====== PROVIDED INFORMATION

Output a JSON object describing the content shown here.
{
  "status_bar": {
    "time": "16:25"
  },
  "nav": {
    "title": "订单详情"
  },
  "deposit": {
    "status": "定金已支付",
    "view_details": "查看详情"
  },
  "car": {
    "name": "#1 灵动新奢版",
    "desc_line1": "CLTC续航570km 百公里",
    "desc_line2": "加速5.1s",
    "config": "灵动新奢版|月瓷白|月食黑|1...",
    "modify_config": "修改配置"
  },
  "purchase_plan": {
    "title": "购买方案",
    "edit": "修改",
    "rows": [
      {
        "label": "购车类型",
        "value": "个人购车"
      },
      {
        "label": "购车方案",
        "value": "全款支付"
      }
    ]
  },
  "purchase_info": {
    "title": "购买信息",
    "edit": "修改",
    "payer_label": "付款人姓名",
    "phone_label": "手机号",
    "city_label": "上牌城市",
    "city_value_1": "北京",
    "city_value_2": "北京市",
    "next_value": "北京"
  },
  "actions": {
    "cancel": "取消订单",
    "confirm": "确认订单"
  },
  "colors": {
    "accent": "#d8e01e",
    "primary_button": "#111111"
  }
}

============

Please restate the records in full, word for word.

__EXERCISE SOLUTION__:
Output a JSON object describing the content shown here.
{
  "status_bar": {
    "time": "16:25"
  },
  "nav": {
    "title": "订单详情"
  },
  "deposit": {
    "status": "定金已支付",
    "view_details": "查看详情"
  },
  "car": {
    "name": "#1 灵动新奢版",
    "desc_line1": "CLTC续航570km 百公里",
    "desc_line2": "加速5.1s",
    "config": "灵动新奢版|月瓷白|月食黑|1...",
    "modify_config": "修改配置"
  },
  "purchase_plan": {
    "title": "购买方案",
    "edit": "修改",
    "rows": [
      {
        "label": "购车类型",
        "value": "个人购车"
      },
      {
        "label": "购车方案",
        "value": "全款支付"
      }
    ]
  },
  "purchase_info": {
    "title": "购买信息",
    "edit": "修改",
    "payer_label": "付款人姓名",
    "phone_label": "手机号",
    "city_label": "上牌城市",
    "city_value_1": "北京",
    "city_value_2": "北京市",
    "next_value": "北京"
  },
  "actions": {
    "cancel": "取消订单",
    "confirm": "确认订单"
  },
  "colors": {
    "accent": "#d8e01e",
    "primary_button": "#111111"
  }
}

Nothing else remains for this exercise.